**EXERCISE PROMPT:**
Reproduce the records below in full, substituting "separator-line" for every occurrence of "dotted-leader" and leaving all other text unchanged.
--- start ---
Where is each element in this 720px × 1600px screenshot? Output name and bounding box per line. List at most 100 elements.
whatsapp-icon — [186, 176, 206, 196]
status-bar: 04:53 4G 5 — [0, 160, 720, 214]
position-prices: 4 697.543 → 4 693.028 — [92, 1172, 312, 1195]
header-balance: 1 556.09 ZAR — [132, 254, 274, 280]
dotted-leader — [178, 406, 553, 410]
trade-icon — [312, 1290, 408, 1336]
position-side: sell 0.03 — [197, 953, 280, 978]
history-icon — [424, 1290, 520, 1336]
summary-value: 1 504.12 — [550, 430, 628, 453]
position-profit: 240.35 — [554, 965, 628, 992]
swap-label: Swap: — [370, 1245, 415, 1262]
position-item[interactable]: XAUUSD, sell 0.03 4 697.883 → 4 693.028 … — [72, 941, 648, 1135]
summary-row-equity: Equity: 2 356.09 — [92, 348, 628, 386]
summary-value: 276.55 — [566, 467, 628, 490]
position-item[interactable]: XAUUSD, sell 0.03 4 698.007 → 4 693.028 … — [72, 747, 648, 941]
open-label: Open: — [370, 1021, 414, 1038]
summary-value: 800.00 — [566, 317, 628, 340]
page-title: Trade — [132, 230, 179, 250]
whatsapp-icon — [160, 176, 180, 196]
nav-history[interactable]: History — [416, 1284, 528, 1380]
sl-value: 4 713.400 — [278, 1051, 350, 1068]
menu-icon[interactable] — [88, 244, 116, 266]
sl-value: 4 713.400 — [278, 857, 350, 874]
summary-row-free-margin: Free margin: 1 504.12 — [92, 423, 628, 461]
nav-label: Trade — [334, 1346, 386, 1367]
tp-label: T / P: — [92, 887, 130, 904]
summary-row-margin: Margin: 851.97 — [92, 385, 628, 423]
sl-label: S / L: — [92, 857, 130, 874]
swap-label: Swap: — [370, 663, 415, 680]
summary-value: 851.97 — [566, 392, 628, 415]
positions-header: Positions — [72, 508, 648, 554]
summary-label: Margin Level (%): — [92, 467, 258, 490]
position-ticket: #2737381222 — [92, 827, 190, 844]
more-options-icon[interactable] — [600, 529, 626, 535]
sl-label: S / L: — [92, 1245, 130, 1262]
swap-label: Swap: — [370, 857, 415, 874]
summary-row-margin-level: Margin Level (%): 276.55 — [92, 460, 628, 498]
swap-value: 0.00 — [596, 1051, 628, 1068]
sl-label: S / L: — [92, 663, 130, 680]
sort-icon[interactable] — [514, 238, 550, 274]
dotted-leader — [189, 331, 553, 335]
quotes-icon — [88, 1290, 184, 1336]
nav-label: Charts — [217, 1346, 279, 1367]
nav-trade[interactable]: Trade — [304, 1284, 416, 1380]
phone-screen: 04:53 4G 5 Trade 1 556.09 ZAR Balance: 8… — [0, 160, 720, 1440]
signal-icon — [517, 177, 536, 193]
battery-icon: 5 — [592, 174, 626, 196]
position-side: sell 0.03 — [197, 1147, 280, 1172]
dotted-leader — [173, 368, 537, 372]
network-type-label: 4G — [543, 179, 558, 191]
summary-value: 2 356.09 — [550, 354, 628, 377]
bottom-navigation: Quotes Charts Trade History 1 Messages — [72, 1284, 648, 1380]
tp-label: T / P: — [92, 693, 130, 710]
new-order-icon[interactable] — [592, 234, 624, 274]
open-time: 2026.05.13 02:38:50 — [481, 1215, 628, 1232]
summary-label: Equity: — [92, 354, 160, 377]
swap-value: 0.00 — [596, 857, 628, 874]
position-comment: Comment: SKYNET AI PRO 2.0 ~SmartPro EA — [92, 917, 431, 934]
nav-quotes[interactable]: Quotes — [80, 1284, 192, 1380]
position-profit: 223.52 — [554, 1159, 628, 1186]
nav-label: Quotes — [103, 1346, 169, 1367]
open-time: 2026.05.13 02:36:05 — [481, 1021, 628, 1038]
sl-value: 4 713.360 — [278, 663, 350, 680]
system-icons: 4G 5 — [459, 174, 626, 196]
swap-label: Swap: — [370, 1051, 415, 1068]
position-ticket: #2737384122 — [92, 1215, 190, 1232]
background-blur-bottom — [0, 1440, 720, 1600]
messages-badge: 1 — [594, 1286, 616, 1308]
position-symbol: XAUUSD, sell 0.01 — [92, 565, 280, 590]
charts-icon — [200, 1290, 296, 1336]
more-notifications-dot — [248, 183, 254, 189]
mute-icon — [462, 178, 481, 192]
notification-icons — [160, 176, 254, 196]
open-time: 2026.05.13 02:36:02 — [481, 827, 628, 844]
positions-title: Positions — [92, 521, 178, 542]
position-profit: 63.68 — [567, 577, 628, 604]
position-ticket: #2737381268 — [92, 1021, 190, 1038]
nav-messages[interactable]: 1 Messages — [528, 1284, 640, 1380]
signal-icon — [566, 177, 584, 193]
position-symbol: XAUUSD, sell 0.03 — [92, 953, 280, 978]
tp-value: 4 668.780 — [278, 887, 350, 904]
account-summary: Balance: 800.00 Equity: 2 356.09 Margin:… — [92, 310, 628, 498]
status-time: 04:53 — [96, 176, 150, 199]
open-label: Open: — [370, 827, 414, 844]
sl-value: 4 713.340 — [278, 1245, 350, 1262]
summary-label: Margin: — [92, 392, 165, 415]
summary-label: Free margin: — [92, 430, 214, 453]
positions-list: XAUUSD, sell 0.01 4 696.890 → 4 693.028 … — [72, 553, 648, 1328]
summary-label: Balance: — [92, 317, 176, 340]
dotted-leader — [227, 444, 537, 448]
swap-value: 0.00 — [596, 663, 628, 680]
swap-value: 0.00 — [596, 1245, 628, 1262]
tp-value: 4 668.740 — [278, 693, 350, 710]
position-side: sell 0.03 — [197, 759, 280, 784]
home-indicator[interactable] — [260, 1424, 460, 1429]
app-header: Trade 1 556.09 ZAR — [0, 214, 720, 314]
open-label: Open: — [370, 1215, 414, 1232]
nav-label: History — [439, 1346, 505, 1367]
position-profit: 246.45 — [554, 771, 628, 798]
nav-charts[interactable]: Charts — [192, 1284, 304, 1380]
--- end ---
**RESPONSE FOR THIS EXERCISE:**
Where is each element in this 720px × 1600px screenshot? Output name and bounding box per line. List at most 100 elements.
whatsapp-icon — [186, 176, 206, 196]
status-bar: 04:53 4G 5 — [0, 160, 720, 214]
position-prices: 4 697.543 → 4 693.028 — [92, 1172, 312, 1195]
header-balance: 1 556.09 ZAR — [132, 254, 274, 280]
separator-line — [178, 406, 553, 410]
trade-icon — [312, 1290, 408, 1336]
position-side: sell 0.03 — [197, 953, 280, 978]
history-icon — [424, 1290, 520, 1336]
summary-value: 1 504.12 — [550, 430, 628, 453]
position-profit: 240.35 — [554, 965, 628, 992]
swap-label: Swap: — [370, 1245, 415, 1262]
position-item[interactable]: XAUUSD, sell 0.03 4 697.883 → 4 693.028 … — [72, 941, 648, 1135]
summary-row-equity: Equity: 2 356.09 — [92, 348, 628, 386]
summary-value: 276.55 — [566, 467, 628, 490]
position-item[interactable]: XAUUSD, sell 0.03 4 698.007 → 4 693.028 … — [72, 747, 648, 941]
open-label: Open: — [370, 1021, 414, 1038]
summary-value: 800.00 — [566, 317, 628, 340]
page-title: Trade — [132, 230, 179, 250]
whatsapp-icon — [160, 176, 180, 196]
nav-history[interactable]: History — [416, 1284, 528, 1380]
sl-value: 4 713.400 — [278, 1051, 350, 1068]
menu-icon[interactable] — [88, 244, 116, 266]
sl-value: 4 713.400 — [278, 857, 350, 874]
summary-row-free-margin: Free margin: 1 504.12 — [92, 423, 628, 461]
nav-label: Trade — [334, 1346, 386, 1367]
tp-label: T / P: — [92, 887, 130, 904]
summary-row-margin: Margin: 851.97 — [92, 385, 628, 423]
sl-label: S / L: — [92, 857, 130, 874]
swap-label: Swap: — [370, 663, 415, 680]
summary-value: 851.97 — [566, 392, 628, 415]
positions-header: Positions — [72, 508, 648, 554]
summary-label: Margin Level (%): — [92, 467, 258, 490]
position-ticket: #2737381222 — [92, 827, 190, 844]
more-options-icon[interactable] — [600, 529, 626, 535]
sl-label: S / L: — [92, 1245, 130, 1262]
swap-label: Swap: — [370, 857, 415, 874]
summary-row-margin-level: Margin Level (%): 276.55 — [92, 460, 628, 498]
swap-value: 0.00 — [596, 1051, 628, 1068]
sl-label: S / L: — [92, 663, 130, 680]
sort-icon[interactable] — [514, 238, 550, 274]
separator-line — [189, 331, 553, 335]
quotes-icon — [88, 1290, 184, 1336]
nav-label: Charts — [217, 1346, 279, 1367]
nav-trade[interactable]: Trade — [304, 1284, 416, 1380]
phone-screen: 04:53 4G 5 Trade 1 556.09 ZAR Balance: 8… — [0, 160, 720, 1440]
signal-icon — [517, 177, 536, 193]
battery-icon: 5 — [592, 174, 626, 196]
position-side: sell 0.03 — [197, 1147, 280, 1172]
separator-line — [173, 368, 537, 372]
network-type-label: 4G — [543, 179, 558, 191]
summary-value: 2 356.09 — [550, 354, 628, 377]
bottom-navigation: Quotes Charts Trade History 1 Messages — [72, 1284, 648, 1380]
tp-label: T / P: — [92, 693, 130, 710]
new-order-icon[interactable] — [592, 234, 624, 274]
open-time: 2026.05.13 02:38:50 — [481, 1215, 628, 1232]
summary-label: Equity: — [92, 354, 160, 377]
swap-value: 0.00 — [596, 857, 628, 874]
position-comment: Comment: SKYNET AI PRO 2.0 ~SmartPro EA — [92, 917, 431, 934]
nav-quotes[interactable]: Quotes — [80, 1284, 192, 1380]
position-profit: 223.52 — [554, 1159, 628, 1186]
nav-label: Quotes — [103, 1346, 169, 1367]
open-time: 2026.05.13 02:36:05 — [481, 1021, 628, 1038]
sl-value: 4 713.360 — [278, 663, 350, 680]
system-icons: 4G 5 — [459, 174, 626, 196]
swap-label: Swap: — [370, 1051, 415, 1068]
position-ticket: #2737384122 — [92, 1215, 190, 1232]
background-blur-bottom — [0, 1440, 720, 1600]
messages-badge: 1 — [594, 1286, 616, 1308]
position-symbol: XAUUSD, sell 0.01 — [92, 565, 280, 590]
charts-icon — [200, 1290, 296, 1336]
more-notifications-dot — [248, 183, 254, 189]
mute-icon — [462, 178, 481, 192]
notification-icons — [160, 176, 254, 196]
open-time: 2026.05.13 02:36:02 — [481, 827, 628, 844]
positions-title: Positions — [92, 521, 178, 542]
position-profit: 63.68 — [567, 577, 628, 604]
position-ticket: #2737381268 — [92, 1021, 190, 1038]
nav-messages[interactable]: 1 Messages — [528, 1284, 640, 1380]
signal-icon — [566, 177, 584, 193]
position-symbol: XAUUSD, sell 0.03 — [92, 953, 280, 978]
tp-value: 4 668.780 — [278, 887, 350, 904]
account-summary: Balance: 800.00 Equity: 2 356.09 Margin:… — [92, 310, 628, 498]
status-time: 04:53 — [96, 176, 150, 199]
open-label: Open: — [370, 827, 414, 844]
sl-value: 4 713.340 — [278, 1245, 350, 1262]
summary-label: Margin: — [92, 392, 165, 415]
summary-label: Free margin: — [92, 430, 214, 453]
positions-list: XAUUSD, sell 0.01 4 696.890 → 4 693.028 … — [72, 553, 648, 1328]
summary-label: Balance: — [92, 317, 176, 340]
separator-line — [227, 444, 537, 448]
swap-value: 0.00 — [596, 663, 628, 680]
swap-value: 0.00 — [596, 1245, 628, 1262]
tp-value: 4 668.740 — [278, 693, 350, 710]
position-side: sell 0.03 — [197, 759, 280, 784]
home-indicator[interactable] — [260, 1424, 460, 1429]
app-header: Trade 1 556.09 ZAR — [0, 214, 720, 314]
open-label: Open: — [370, 1215, 414, 1232]
nav-label: History — [439, 1346, 505, 1367]
position-profit: 246.45 — [554, 771, 628, 798]
nav-charts[interactable]: Charts — [192, 1284, 304, 1380]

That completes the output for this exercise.